## [Short problem]
Rewrite the rows from the first one through the line containing "- available-legend-label: Available" as a numbered list, skipping any blank lines.

## [Data shown]
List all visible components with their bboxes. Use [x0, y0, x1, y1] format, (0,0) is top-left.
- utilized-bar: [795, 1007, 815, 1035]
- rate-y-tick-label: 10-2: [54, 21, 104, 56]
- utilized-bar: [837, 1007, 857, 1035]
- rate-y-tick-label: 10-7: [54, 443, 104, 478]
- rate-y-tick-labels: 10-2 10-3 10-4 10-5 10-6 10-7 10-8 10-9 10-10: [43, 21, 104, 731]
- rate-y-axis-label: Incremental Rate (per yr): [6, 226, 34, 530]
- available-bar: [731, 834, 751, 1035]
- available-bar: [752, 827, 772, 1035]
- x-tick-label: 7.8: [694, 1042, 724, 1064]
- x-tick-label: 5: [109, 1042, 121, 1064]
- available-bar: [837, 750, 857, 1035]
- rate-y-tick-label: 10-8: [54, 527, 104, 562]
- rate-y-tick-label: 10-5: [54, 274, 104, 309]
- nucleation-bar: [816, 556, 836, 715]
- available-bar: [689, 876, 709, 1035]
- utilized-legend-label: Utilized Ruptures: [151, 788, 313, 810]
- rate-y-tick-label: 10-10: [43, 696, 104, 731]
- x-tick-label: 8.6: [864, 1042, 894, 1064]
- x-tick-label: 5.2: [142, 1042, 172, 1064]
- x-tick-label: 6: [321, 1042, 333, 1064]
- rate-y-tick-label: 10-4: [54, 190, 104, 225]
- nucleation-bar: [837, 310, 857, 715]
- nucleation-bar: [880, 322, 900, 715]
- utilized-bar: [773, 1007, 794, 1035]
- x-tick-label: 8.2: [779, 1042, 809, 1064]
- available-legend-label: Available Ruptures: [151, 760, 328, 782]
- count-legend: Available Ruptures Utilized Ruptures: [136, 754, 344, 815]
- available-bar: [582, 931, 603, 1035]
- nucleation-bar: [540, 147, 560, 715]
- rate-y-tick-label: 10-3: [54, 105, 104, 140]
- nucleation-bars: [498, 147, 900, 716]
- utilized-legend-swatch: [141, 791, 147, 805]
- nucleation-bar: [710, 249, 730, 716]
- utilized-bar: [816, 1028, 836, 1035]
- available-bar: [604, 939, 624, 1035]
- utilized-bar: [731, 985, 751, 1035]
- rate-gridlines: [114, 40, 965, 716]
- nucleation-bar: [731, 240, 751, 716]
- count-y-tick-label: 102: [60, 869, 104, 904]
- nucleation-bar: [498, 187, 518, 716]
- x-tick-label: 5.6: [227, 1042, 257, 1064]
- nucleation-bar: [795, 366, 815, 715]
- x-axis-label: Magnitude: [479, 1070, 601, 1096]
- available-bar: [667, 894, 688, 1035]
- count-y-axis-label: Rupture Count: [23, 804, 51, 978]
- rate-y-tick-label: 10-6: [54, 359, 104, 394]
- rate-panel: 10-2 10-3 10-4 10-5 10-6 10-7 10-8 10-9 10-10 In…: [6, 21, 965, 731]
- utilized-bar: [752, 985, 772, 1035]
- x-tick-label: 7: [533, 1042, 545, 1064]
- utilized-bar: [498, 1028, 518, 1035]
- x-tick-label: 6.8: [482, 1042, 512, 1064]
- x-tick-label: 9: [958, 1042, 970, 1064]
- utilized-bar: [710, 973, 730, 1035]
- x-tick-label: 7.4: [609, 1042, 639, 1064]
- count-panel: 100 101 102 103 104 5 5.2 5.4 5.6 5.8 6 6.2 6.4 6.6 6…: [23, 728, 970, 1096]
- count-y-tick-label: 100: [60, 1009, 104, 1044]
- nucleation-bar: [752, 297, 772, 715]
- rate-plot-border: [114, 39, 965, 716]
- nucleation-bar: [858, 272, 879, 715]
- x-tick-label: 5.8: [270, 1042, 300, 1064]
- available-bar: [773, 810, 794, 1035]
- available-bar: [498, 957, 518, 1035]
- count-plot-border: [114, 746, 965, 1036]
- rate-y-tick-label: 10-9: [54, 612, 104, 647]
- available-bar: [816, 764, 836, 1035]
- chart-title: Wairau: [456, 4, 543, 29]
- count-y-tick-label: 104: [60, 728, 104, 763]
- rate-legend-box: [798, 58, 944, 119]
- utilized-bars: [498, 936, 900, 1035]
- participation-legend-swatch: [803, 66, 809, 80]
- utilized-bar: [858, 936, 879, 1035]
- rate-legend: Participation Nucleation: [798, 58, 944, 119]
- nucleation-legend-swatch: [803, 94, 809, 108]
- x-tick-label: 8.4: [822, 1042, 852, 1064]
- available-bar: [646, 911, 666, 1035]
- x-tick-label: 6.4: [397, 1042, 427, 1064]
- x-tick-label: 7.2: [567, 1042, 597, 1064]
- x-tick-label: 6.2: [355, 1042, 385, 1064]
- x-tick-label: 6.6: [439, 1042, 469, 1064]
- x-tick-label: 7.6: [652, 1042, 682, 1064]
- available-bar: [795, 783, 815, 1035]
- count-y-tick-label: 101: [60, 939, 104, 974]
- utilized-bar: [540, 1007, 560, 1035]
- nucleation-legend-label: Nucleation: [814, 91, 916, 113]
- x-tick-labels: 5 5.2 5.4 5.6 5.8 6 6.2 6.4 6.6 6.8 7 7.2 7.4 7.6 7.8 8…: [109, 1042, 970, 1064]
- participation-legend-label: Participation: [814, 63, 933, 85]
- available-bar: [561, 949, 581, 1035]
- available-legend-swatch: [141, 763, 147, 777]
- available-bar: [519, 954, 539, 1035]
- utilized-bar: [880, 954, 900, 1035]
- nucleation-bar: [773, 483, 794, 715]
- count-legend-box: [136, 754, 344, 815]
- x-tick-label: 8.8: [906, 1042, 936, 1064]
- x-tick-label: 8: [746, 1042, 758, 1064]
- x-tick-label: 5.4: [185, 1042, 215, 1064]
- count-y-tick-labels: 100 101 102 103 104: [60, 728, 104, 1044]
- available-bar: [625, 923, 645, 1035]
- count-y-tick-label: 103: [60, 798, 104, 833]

## [Final answer]
1. List all visible components with their bboxes. Use [x0, y0, x1, y1] format, (0,0) is top-left.
2. - utilized-bar: [795, 1007, 815, 1035]
3. - rate-y-tick-label: 10-2: [54, 21, 104, 56]
4. - utilized-bar: [837, 1007, 857, 1035]
5. - rate-y-tick-label: 10-7: [54, 443, 104, 478]
6. - rate-y-tick-labels: 10-2 10-3 10-4 10-5 10-6 10-7 10-8 10-9 10-10: [43, 21, 104, 731]
7. - rate-y-axis-label: Incremental Rate (per yr): [6, 226, 34, 530]
8. - available-bar: [731, 834, 751, 1035]
9. - available-bar: [752, 827, 772, 1035]
10. - x-tick-label: 7.8: [694, 1042, 724, 1064]
11. - x-tick-label: 5: [109, 1042, 121, 1064]
12. - available-bar: [837, 750, 857, 1035]
13. - rate-y-tick-label: 10-8: [54, 527, 104, 562]
14. - rate-y-tick-label: 10-5: [54, 274, 104, 309]
15. - nucleation-bar: [816, 556, 836, 715]
16. - available-bar: [689, 876, 709, 1035]
17. - utilized-legend-label: Utilized Ruptures: [151, 788, 313, 810]
18. - rate-y-tick-label: 10-10: [43, 696, 104, 731]
19. - x-tick-label: 8.6: [864, 1042, 894, 1064]
20. - x-tick-label: 5.2: [142, 1042, 172, 1064]
21. - x-tick-label: 6: [321, 1042, 333, 1064]
22. - rate-y-tick-label: 10-4: [54, 190, 104, 225]
23. - nucleation-bar: [837, 310, 857, 715]
24. - nucleation-bar: [880, 322, 900, 715]
25. - utilized-bar: [773, 1007, 794, 1035]
26. - x-tick-label: 8.2: [779, 1042, 809, 1064]
27. - available-legend-label: Available Ruptures: [151, 760, 328, 782]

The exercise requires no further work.